**Records shown**
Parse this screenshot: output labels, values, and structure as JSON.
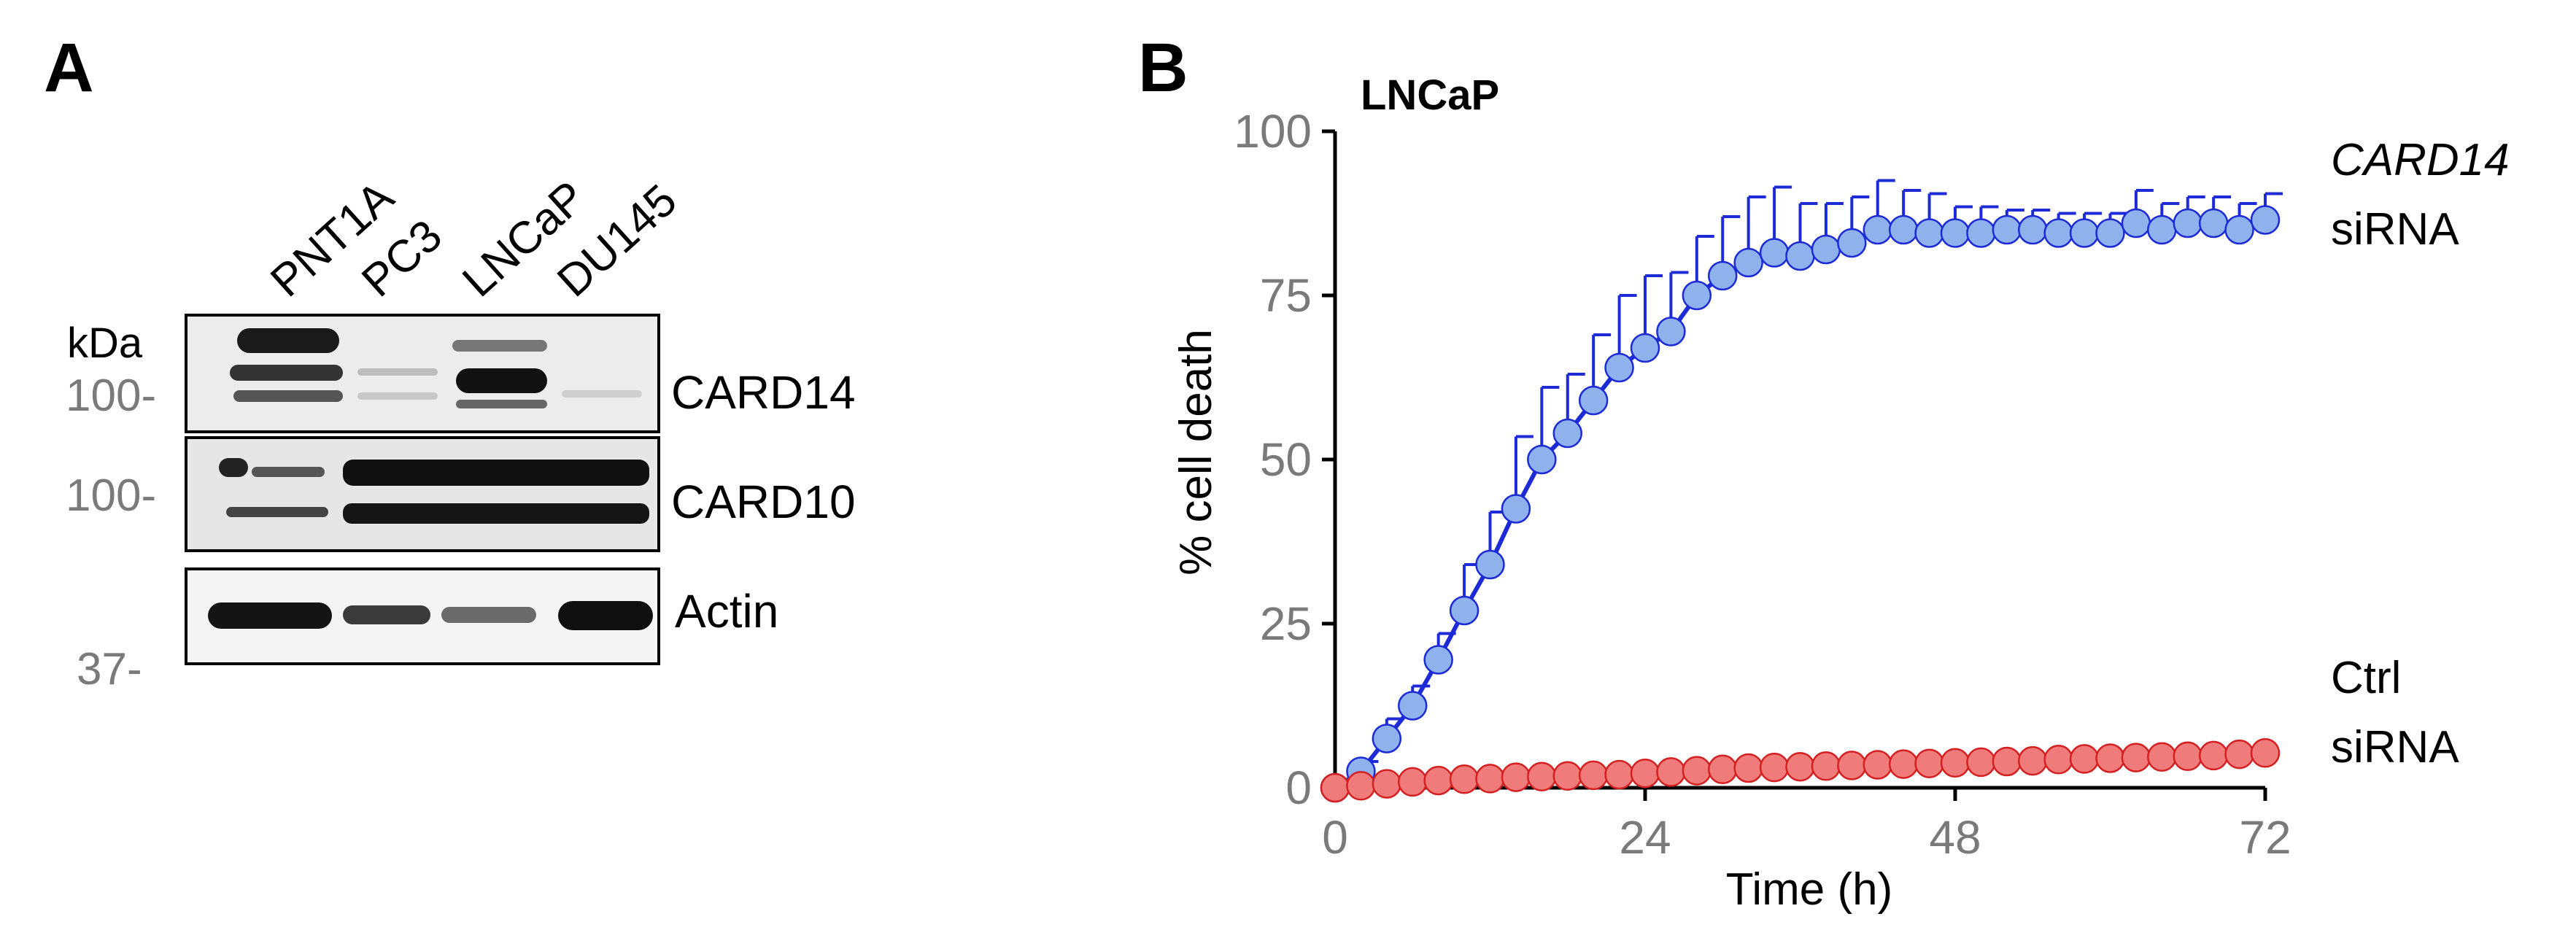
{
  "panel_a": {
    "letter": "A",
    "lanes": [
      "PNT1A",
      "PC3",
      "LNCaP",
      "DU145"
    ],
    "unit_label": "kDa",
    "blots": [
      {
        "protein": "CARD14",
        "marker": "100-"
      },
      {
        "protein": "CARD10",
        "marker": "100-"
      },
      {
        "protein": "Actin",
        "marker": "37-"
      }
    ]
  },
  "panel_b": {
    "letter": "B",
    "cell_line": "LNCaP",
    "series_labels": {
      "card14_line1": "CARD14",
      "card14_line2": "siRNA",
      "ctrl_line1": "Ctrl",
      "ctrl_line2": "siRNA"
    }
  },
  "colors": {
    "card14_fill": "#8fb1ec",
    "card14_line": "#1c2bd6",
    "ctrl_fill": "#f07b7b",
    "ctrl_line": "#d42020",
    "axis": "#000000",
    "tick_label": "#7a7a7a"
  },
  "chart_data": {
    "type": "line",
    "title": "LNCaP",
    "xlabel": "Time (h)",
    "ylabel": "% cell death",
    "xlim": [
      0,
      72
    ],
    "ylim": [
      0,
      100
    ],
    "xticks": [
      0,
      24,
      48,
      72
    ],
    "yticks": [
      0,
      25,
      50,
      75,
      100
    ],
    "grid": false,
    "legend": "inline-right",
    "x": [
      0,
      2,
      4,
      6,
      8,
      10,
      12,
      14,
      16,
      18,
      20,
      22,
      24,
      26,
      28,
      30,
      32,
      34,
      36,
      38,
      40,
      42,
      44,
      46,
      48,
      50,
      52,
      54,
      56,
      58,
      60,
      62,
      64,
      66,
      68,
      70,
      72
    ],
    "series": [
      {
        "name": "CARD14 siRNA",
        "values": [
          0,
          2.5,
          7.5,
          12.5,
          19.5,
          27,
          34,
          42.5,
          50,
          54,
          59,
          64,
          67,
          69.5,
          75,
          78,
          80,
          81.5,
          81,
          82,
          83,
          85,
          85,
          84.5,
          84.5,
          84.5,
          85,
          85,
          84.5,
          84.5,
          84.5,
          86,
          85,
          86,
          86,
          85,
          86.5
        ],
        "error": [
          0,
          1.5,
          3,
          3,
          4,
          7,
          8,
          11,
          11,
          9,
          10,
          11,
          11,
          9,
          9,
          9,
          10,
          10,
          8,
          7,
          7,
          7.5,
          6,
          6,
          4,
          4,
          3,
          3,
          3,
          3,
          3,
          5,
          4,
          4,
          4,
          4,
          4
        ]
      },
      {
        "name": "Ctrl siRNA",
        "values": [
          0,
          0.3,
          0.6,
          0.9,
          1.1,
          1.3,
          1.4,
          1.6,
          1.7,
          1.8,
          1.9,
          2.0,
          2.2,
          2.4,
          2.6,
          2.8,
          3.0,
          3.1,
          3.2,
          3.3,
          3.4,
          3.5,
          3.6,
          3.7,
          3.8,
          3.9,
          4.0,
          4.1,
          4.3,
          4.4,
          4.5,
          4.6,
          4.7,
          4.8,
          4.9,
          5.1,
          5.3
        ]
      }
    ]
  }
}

**Goal of the exercise**
Give back the material word for word, without images.

**Task solution**
Parse this screenshot: output labels, values, and structure as JSON.
{
  "panel_a": {
    "letter": "A",
    "lanes": [
      "PNT1A",
      "PC3",
      "LNCaP",
      "DU145"
    ],
    "unit_label": "kDa",
    "blots": [
      {
        "protein": "CARD14",
        "marker": "100-"
      },
      {
        "protein": "CARD10",
        "marker": "100-"
      },
      {
        "protein": "Actin",
        "marker": "37-"
      }
    ]
  },
  "panel_b": {
    "letter": "B",
    "cell_line": "LNCaP",
    "series_labels": {
      "card14_line1": "CARD14",
      "card14_line2": "siRNA",
      "ctrl_line1": "Ctrl",
      "ctrl_line2": "siRNA"
    }
  },
  "colors": {
    "card14_fill": "#8fb1ec",
    "card14_line": "#1c2bd6",
    "ctrl_fill": "#f07b7b",
    "ctrl_line": "#d42020",
    "axis": "#000000",
    "tick_label": "#7a7a7a"
  },
  "chart_data": {
    "type": "line",
    "title": "LNCaP",
    "xlabel": "Time (h)",
    "ylabel": "% cell death",
    "xlim": [
      0,
      72
    ],
    "ylim": [
      0,
      100
    ],
    "xticks": [
      0,
      24,
      48,
      72
    ],
    "yticks": [
      0,
      25,
      50,
      75,
      100
    ],
    "grid": false,
    "legend": "inline-right",
    "x": [
      0,
      2,
      4,
      6,
      8,
      10,
      12,
      14,
      16,
      18,
      20,
      22,
      24,
      26,
      28,
      30,
      32,
      34,
      36,
      38,
      40,
      42,
      44,
      46,
      48,
      50,
      52,
      54,
      56,
      58,
      60,
      62,
      64,
      66,
      68,
      70,
      72
    ],
    "series": [
      {
        "name": "CARD14 siRNA",
        "values": [
          0,
          2.5,
          7.5,
          12.5,
          19.5,
          27,
          34,
          42.5,
          50,
          54,
          59,
          64,
          67,
          69.5,
          75,
          78,
          80,
          81.5,
          81,
          82,
          83,
          85,
          85,
          84.5,
          84.5,
          84.5,
          85,
          85,
          84.5,
          84.5,
          84.5,
          86,
          85,
          86,
          86,
          85,
          86.5
        ],
        "error": [
          0,
          1.5,
          3,
          3,
          4,
          7,
          8,
          11,
          11,
          9,
          10,
          11,
          11,
          9,
          9,
          9,
          10,
          10,
          8,
          7,
          7,
          7.5,
          6,
          6,
          4,
          4,
          3,
          3,
          3,
          3,
          3,
          5,
          4,
          4,
          4,
          4,
          4
        ]
      },
      {
        "name": "Ctrl siRNA",
        "values": [
          0,
          0.3,
          0.6,
          0.9,
          1.1,
          1.3,
          1.4,
          1.6,
          1.7,
          1.8,
          1.9,
          2.0,
          2.2,
          2.4,
          2.6,
          2.8,
          3.0,
          3.1,
          3.2,
          3.3,
          3.4,
          3.5,
          3.6,
          3.7,
          3.8,
          3.9,
          4.0,
          4.1,
          4.3,
          4.4,
          4.5,
          4.6,
          4.7,
          4.8,
          4.9,
          5.1,
          5.3
        ]
      }
    ]
  }
}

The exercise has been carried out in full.